* Exercice court 1
Recopiez sans rien changer les lignes d'annotation situées entre la ligne contenant « table-row: 水试验压力/MPa 0.6 » et celle contenant « oil-name: 轻油流量 xyxy=(504,848,747,884) », ces deux lignes comprises.

* Extrait à lire
= = = = =

Café philo du vendredi 12 juillet 2002 au Relais Jussieu à Paris
Sujet proposé par Hélène : Peut-on se fier aux apparences ?
Animé par Jacques Diament
Votes
- 2 La dépendance
- 5 Quelles sont les raisons qui stoppent le dialogue ?
- 5 Comment distinguer le vrai du faux ?
- 6 Peut-on se fier aux apparences ?
- 5 La vérité que l'on tait devient vénéneuse.
Introduction d'Hélène
Les gens réagissent selon leur état d'âme, selon qu'ils sont en bonne santé ou ont des soucis. Il faut rester lucide, se méfier de notre imagination. Il faut fréquenter des gens positifs.
Tour de table
- Didier : Il faut parler de réalité. Qu'est-ce qui peut justifier le réalisme ?
- Farid : Nos sens ne peuvent pas tout appréhender.
- Jacques : Les apparences sont trompeuses car le monde est complexe, et certaines personnes dissimulent volontairement la réalité.
- Robert : Je me méfie des apparences. Dans l'art de se mentir à soi-même nous somme tous très doués.
- Le soleil semble tournet autour de la terre, alors que c'est la terre qui tourne autour du soleil.
- Maya : Les apparences sont souvent trompeuses.
Commentaire de l'animateur
Faut-il opposer l'aspect à la réalité ?
Les apparences sont plus simples que le monde réel qui est complexe.

= = = = =

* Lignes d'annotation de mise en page
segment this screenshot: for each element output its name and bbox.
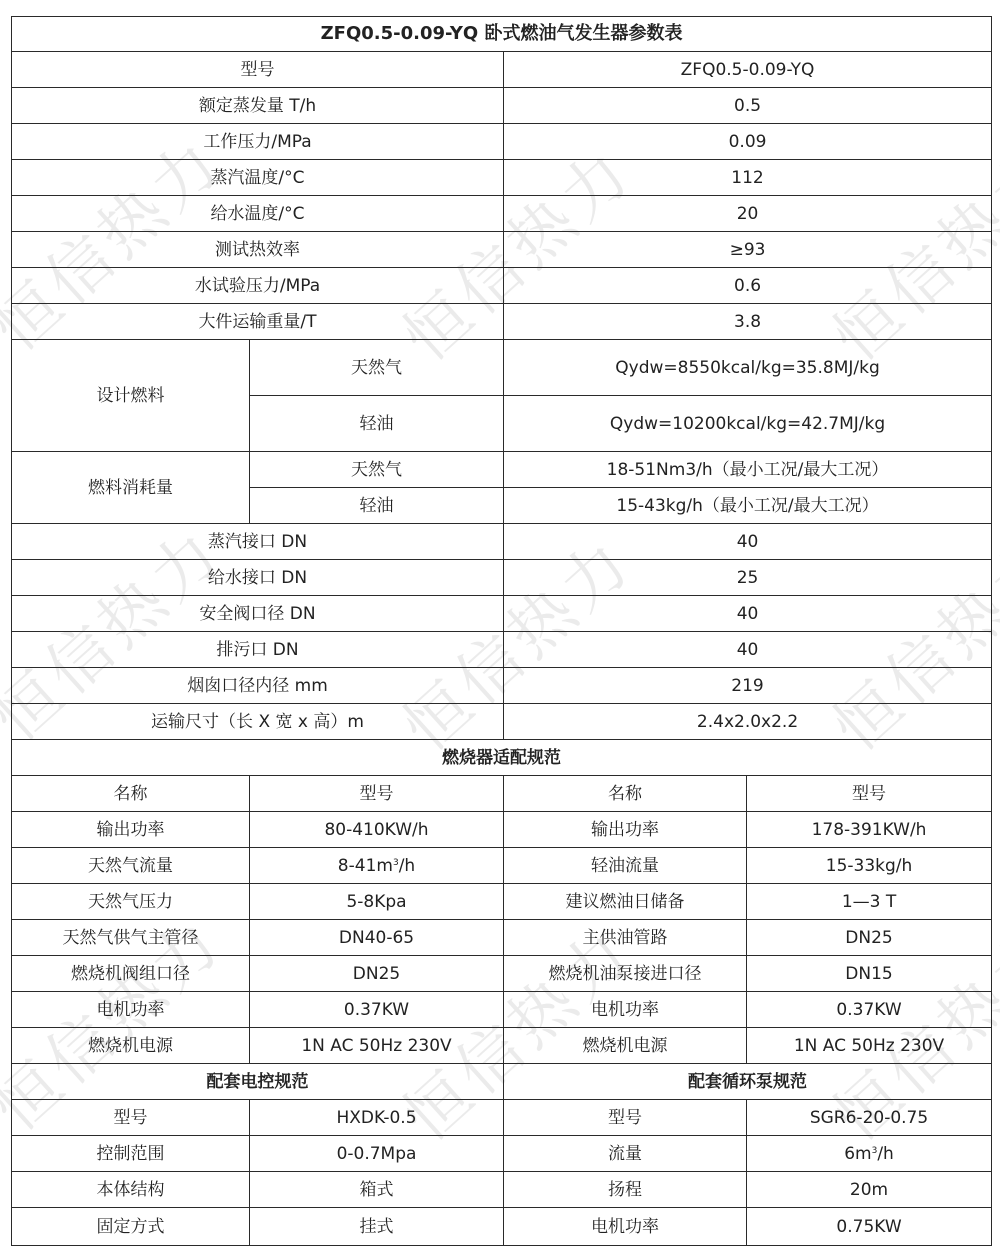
table-row: 水试验压力/MPa 0.6 xyxy=(12,268,992,304)
gas-value: DN40-65 xyxy=(250,920,504,956)
control-name: 控制范围 xyxy=(12,1136,250,1172)
column-header: 型号 xyxy=(747,776,992,812)
param-value: 40 xyxy=(504,596,992,632)
oil-name: 轻油流量 xyxy=(504,848,747,884)
table-row: 安全阀口径 DN 40 xyxy=(12,596,992,632)
gas-value: 80-410KW/h xyxy=(250,812,504,848)
oil-value: DN15 xyxy=(747,956,992,992)
gas-name: 天然气流量 xyxy=(12,848,250,884)
pump-value: SGR6-20-0.75 xyxy=(747,1100,992,1136)
table-row: 蒸汽温度/°C 112 xyxy=(12,160,992,196)
fuel-value: Qydw=8550kcal/kg=35.8MJ/kg xyxy=(504,340,992,396)
pump-value: 6m3/h xyxy=(747,1136,992,1172)
table-row: 天然气供气主管径 DN40-65 主供油管路 DN25 xyxy=(12,920,992,956)
param-value: 3.8 xyxy=(504,304,992,340)
fuel-type: 天然气 xyxy=(250,452,504,488)
table-row: 燃烧机电源 1N AC 50Hz 230V 燃烧机电源 1N AC 50Hz 2… xyxy=(12,1028,992,1064)
table-row: 给水温度/°C 20 xyxy=(12,196,992,232)
table-row: 燃烧机阀组口径 DN25 燃烧机油泵接进口径 DN15 xyxy=(12,956,992,992)
oil-value: DN25 xyxy=(747,920,992,956)
param-value: 40 xyxy=(504,632,992,668)
pump-value-suffix: /h xyxy=(877,1144,894,1164)
pump-name: 电机功率 xyxy=(504,1208,747,1246)
section-row: 燃烧器适配规范 xyxy=(12,740,992,776)
table-row: 控制范围 0-0.7Mpa 流量 6m3/h xyxy=(12,1136,992,1172)
param-label: 给水接口 DN xyxy=(12,560,504,596)
param-value: 20 xyxy=(504,196,992,232)
title-row: ZFQ0.5-0.09-YQ 卧式燃油气发生器参数表 xyxy=(12,17,992,52)
param-label: 型号 xyxy=(12,52,504,88)
param-value: 25 xyxy=(504,560,992,596)
table-row: 型号 HXDK-0.5 型号 SGR6-20-0.75 xyxy=(12,1100,992,1136)
param-label: 蒸汽接口 DN xyxy=(12,524,504,560)
table-row: 测试热效率 ≥93 xyxy=(12,232,992,268)
table-row: 运输尺寸（长 X 宽 x 高）m 2.4x2.0x2.2 xyxy=(12,704,992,740)
oil-value: 178-391KW/h xyxy=(747,812,992,848)
param-value: 2.4x2.0x2.2 xyxy=(504,704,992,740)
oil-name: 电机功率 xyxy=(504,992,747,1028)
gas-name: 输出功率 xyxy=(12,812,250,848)
param-value: 40 xyxy=(504,524,992,560)
fuel-type: 轻油 xyxy=(250,488,504,524)
table-row: 天然气流量 8-41m3/h 轻油流量 15-33kg/h xyxy=(12,848,992,884)
table-row: 固定方式 挂式 电机功率 0.75KW xyxy=(12,1208,992,1246)
param-label: 给水温度/°C xyxy=(12,196,504,232)
burner-section-title: 燃烧器适配规范 xyxy=(12,740,992,776)
parameter-table: ZFQ0.5-0.09-YQ 卧式燃油气发生器参数表 型号 ZFQ0.5-0.0… xyxy=(11,16,992,1246)
param-label: 水试验压力/MPa xyxy=(12,268,504,304)
param-label: 烟囱口径内径 mm xyxy=(12,668,504,704)
oil-value: 0.37KW xyxy=(747,992,992,1028)
pump-section-title: 配套循环泵规范 xyxy=(504,1064,992,1100)
oil-name: 建议燃油日储备 xyxy=(504,884,747,920)
control-value: 0-0.7Mpa xyxy=(250,1136,504,1172)
param-value: 112 xyxy=(504,160,992,196)
gas-value: 8-41m3/h xyxy=(250,848,504,884)
table-row: 烟囱口径内径 mm 219 xyxy=(12,668,992,704)
param-label: 运输尺寸（长 X 宽 x 高）m xyxy=(12,704,504,740)
control-name: 型号 xyxy=(12,1100,250,1136)
section-row: 配套电控规范 配套循环泵规范 xyxy=(12,1064,992,1100)
param-label: 蒸汽温度/°C xyxy=(12,160,504,196)
consumption-value: 18-51Nm3/h（最小工况/最大工况） xyxy=(504,452,992,488)
control-value: 箱式 xyxy=(250,1172,504,1208)
column-header: 名称 xyxy=(12,776,250,812)
param-label: 测试热效率 xyxy=(12,232,504,268)
pump-name: 扬程 xyxy=(504,1172,747,1208)
param-label: 大件运输重量/T xyxy=(12,304,504,340)
gas-name: 天然气压力 xyxy=(12,884,250,920)
gas-value-suffix: /h xyxy=(399,856,416,876)
gas-value: 0.37KW xyxy=(250,992,504,1028)
param-label: 工作压力/MPa xyxy=(12,124,504,160)
control-value: 挂式 xyxy=(250,1208,504,1246)
pump-value: 0.75KW xyxy=(747,1208,992,1246)
param-label: 安全阀口径 DN xyxy=(12,596,504,632)
pump-value-base: 6m xyxy=(844,1144,871,1164)
oil-value: 15-33kg/h xyxy=(747,848,992,884)
control-name: 本体结构 xyxy=(12,1172,250,1208)
gas-value: DN25 xyxy=(250,956,504,992)
fuel-consumption-label: 燃料消耗量 xyxy=(12,452,250,524)
gas-name: 燃烧机电源 xyxy=(12,1028,250,1064)
table-row: 设计燃料 天然气 Qydw=8550kcal/kg=35.8MJ/kg xyxy=(12,340,992,396)
param-value: ZFQ0.5-0.09-YQ xyxy=(504,52,992,88)
param-label: 额定蒸发量 T/h xyxy=(12,88,504,124)
header-row: 名称 型号 名称 型号 xyxy=(12,776,992,812)
design-fuel-label: 设计燃料 xyxy=(12,340,250,452)
pump-name: 流量 xyxy=(504,1136,747,1172)
fuel-value: Qydw=10200kcal/kg=42.7MJ/kg xyxy=(504,396,992,452)
table-row: 蒸汽接口 DN 40 xyxy=(12,524,992,560)
table-row: 排污口 DN 40 xyxy=(12,632,992,668)
table-row: 本体结构 箱式 扬程 20m xyxy=(12,1172,992,1208)
param-value: 0.6 xyxy=(504,268,992,304)
table-row: 燃料消耗量 天然气 18-51Nm3/h（最小工况/最大工况） xyxy=(12,452,992,488)
gas-value-base: 8-41m xyxy=(338,856,393,876)
oil-value: 1—3 T xyxy=(747,884,992,920)
pump-name: 型号 xyxy=(504,1100,747,1136)
table-row: 电机功率 0.37KW 电机功率 0.37KW xyxy=(12,992,992,1028)
oil-value: 1N AC 50Hz 230V xyxy=(747,1028,992,1064)
table-row: 天然气压力 5-8Kpa 建议燃油日储备 1—3 T xyxy=(12,884,992,920)
fuel-type: 天然气 xyxy=(250,340,504,396)
oil-name: 输出功率 xyxy=(504,812,747,848)
table-row: 大件运输重量/T 3.8 xyxy=(12,304,992,340)
gas-name: 燃烧机阀组口径 xyxy=(12,956,250,992)
pump-value: 20m xyxy=(747,1172,992,1208)
column-header: 型号 xyxy=(250,776,504,812)
param-value: ≥93 xyxy=(504,232,992,268)
table-title: ZFQ0.5-0.09-YQ 卧式燃油气发生器参数表 xyxy=(12,17,992,52)
table-row: 工作压力/MPa 0.09 xyxy=(12,124,992,160)
control-name: 固定方式 xyxy=(12,1208,250,1246)
gas-value: 1N AC 50Hz 230V xyxy=(250,1028,504,1064)
table-row: 输出功率 80-410KW/h 输出功率 178-391KW/h xyxy=(12,812,992,848)
param-value: 0.5 xyxy=(504,88,992,124)
gas-name: 电机功率 xyxy=(12,992,250,1028)
fuel-type: 轻油 xyxy=(250,396,504,452)
table-row: 额定蒸发量 T/h 0.5 xyxy=(12,88,992,124)
oil-name: 燃烧机电源 xyxy=(504,1028,747,1064)
oil-name: 燃烧机油泵接进口径 xyxy=(504,956,747,992)
param-value: 0.09 xyxy=(504,124,992,160)
gas-value: 5-8Kpa xyxy=(250,884,504,920)
table-row: 型号 ZFQ0.5-0.09-YQ xyxy=(12,52,992,88)
consumption-value: 15-43kg/h（最小工况/最大工况） xyxy=(504,488,992,524)
oil-name: 主供油管路 xyxy=(504,920,747,956)
gas-name: 天然气供气主管径 xyxy=(12,920,250,956)
control-value: HXDK-0.5 xyxy=(250,1100,504,1136)
table-row: 给水接口 DN 25 xyxy=(12,560,992,596)
control-section-title: 配套电控规范 xyxy=(12,1064,504,1100)
param-label: 排污口 DN xyxy=(12,632,504,668)
param-value: 219 xyxy=(504,668,992,704)
column-header: 名称 xyxy=(504,776,747,812)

= = = = =

* Exercice court 2
Reproduisez à l'identique et en entier le compte rendu du café philo.

* Réponse complète 1
table-row: 水试验压力/MPa 0.6 xyxy=(12,268,992,304)
gas-value: DN40-65 xyxy=(250,920,504,956)
control-name: 控制范围 xyxy=(12,1136,250,1172)
column-header: 型号 xyxy=(747,776,992,812)
param-value: 40 xyxy=(504,596,992,632)
oil-name: 轻油流量 xyxy=(504,848,747,884)

* Réponse complète 2
Café philo du vendredi 12 juillet 2002 au Relais Jussieu à Paris
Sujet proposé par Hélène : Peut-on se fier aux apparences ?
Animé par Jacques Diament
Votes
- 2 La dépendance
- 5 Quelles sont les raisons qui stoppent le dialogue ?
- 5 Comment distinguer le vrai du faux ?
- 6 Peut-on se fier aux apparences ?
- 5 La vérité que l'on tait devient vénéneuse.
Introduction d'Hélène
Les gens réagissent selon leur état d'âme, selon qu'ils sont en bonne santé ou ont des soucis. Il faut rester lucide, se méfier de notre imagination. Il faut fréquenter des gens positifs.
Tour de table
- Didier : Il faut parler de réalité. Qu'est-ce qui peut justifier le réalisme ?
- Farid : Nos sens ne peuvent pas tout appréhender.
- Jacques : Les apparences sont trompeuses car le monde est complexe, et certaines personnes dissimulent volontairement la réalité.
- Robert : Je me méfie des apparences. Dans l'art de se mentir à soi-même nous somme tous très doués.
- Le soleil semble tournet autour de la terre, alors que c'est la terre qui tourne autour du soleil.
- Maya : Les apparences sont souvent trompeuses.
Commentaire de l'animateur
Faut-il opposer l'aspect à la réalité ?
Les apparences sont plus simples que le monde réel qui est complexe.